* Directions for this task
Using the listing beneath this task, count the lines with the word "Unlimited" and write only the result.
%%
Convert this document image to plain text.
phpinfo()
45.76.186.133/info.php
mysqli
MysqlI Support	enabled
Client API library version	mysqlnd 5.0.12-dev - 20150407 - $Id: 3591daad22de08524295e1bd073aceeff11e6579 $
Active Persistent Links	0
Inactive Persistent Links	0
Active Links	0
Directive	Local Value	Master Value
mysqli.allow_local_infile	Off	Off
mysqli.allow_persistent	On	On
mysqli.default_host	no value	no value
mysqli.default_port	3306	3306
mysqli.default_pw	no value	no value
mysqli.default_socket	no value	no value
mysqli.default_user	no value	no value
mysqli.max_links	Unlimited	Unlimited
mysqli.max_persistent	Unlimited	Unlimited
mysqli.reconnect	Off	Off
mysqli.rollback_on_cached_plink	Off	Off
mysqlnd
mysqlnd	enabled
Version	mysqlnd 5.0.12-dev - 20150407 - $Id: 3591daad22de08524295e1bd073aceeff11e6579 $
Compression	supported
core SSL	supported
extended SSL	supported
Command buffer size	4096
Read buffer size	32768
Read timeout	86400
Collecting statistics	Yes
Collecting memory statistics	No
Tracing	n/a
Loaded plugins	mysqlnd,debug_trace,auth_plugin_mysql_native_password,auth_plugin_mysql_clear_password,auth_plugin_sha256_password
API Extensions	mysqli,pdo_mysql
%%
* Complete response
2